Entries from a visual dataset
+++

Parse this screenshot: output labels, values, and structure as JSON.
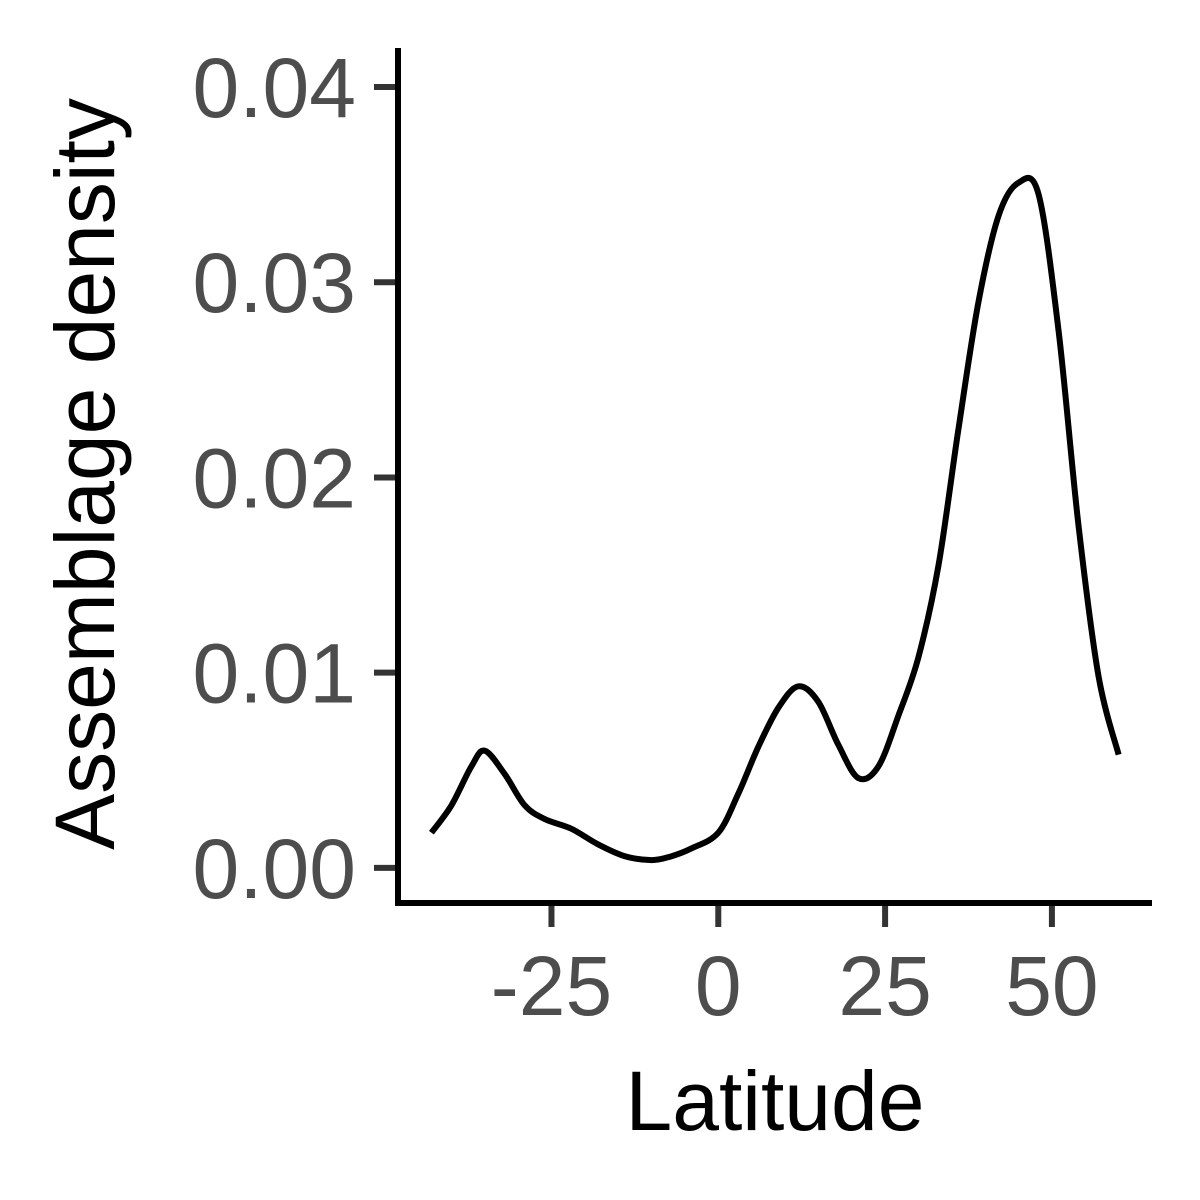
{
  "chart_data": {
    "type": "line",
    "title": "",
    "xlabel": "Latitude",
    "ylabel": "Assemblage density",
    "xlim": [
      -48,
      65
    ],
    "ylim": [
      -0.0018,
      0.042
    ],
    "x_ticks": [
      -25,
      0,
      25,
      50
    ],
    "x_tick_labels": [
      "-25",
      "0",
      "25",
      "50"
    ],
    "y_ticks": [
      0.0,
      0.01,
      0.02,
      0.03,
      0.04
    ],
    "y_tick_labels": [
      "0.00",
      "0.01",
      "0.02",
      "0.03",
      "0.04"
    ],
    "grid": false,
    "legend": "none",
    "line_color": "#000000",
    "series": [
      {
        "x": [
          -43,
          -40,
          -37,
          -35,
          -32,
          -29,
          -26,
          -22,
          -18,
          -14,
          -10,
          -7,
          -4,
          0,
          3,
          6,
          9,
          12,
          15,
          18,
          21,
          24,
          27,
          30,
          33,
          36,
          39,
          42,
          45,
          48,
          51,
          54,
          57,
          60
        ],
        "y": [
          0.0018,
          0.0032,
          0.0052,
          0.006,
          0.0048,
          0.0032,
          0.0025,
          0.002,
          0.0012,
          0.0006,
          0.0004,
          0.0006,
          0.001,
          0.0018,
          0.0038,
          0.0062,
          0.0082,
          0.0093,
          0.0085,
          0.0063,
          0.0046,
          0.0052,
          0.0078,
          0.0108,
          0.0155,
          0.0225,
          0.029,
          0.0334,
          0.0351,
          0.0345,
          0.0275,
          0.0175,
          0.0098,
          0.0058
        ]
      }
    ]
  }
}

+++

Written request: Reproduce all of the material exactly, apart from the pictures.

Output of the exercise:
Parse this screenshot: output labels, values, and structure as JSON.
{
  "chart_data": {
    "type": "line",
    "title": "",
    "xlabel": "Latitude",
    "ylabel": "Assemblage density",
    "xlim": [
      -48,
      65
    ],
    "ylim": [
      -0.0018,
      0.042
    ],
    "x_ticks": [
      -25,
      0,
      25,
      50
    ],
    "x_tick_labels": [
      "-25",
      "0",
      "25",
      "50"
    ],
    "y_ticks": [
      0.0,
      0.01,
      0.02,
      0.03,
      0.04
    ],
    "y_tick_labels": [
      "0.00",
      "0.01",
      "0.02",
      "0.03",
      "0.04"
    ],
    "grid": false,
    "legend": "none",
    "line_color": "#000000",
    "series": [
      {
        "x": [
          -43,
          -40,
          -37,
          -35,
          -32,
          -29,
          -26,
          -22,
          -18,
          -14,
          -10,
          -7,
          -4,
          0,
          3,
          6,
          9,
          12,
          15,
          18,
          21,
          24,
          27,
          30,
          33,
          36,
          39,
          42,
          45,
          48,
          51,
          54,
          57,
          60
        ],
        "y": [
          0.0018,
          0.0032,
          0.0052,
          0.006,
          0.0048,
          0.0032,
          0.0025,
          0.002,
          0.0012,
          0.0006,
          0.0004,
          0.0006,
          0.001,
          0.0018,
          0.0038,
          0.0062,
          0.0082,
          0.0093,
          0.0085,
          0.0063,
          0.0046,
          0.0052,
          0.0078,
          0.0108,
          0.0155,
          0.0225,
          0.029,
          0.0334,
          0.0351,
          0.0345,
          0.0275,
          0.0175,
          0.0098,
          0.0058
        ]
      }
    ]
  }
}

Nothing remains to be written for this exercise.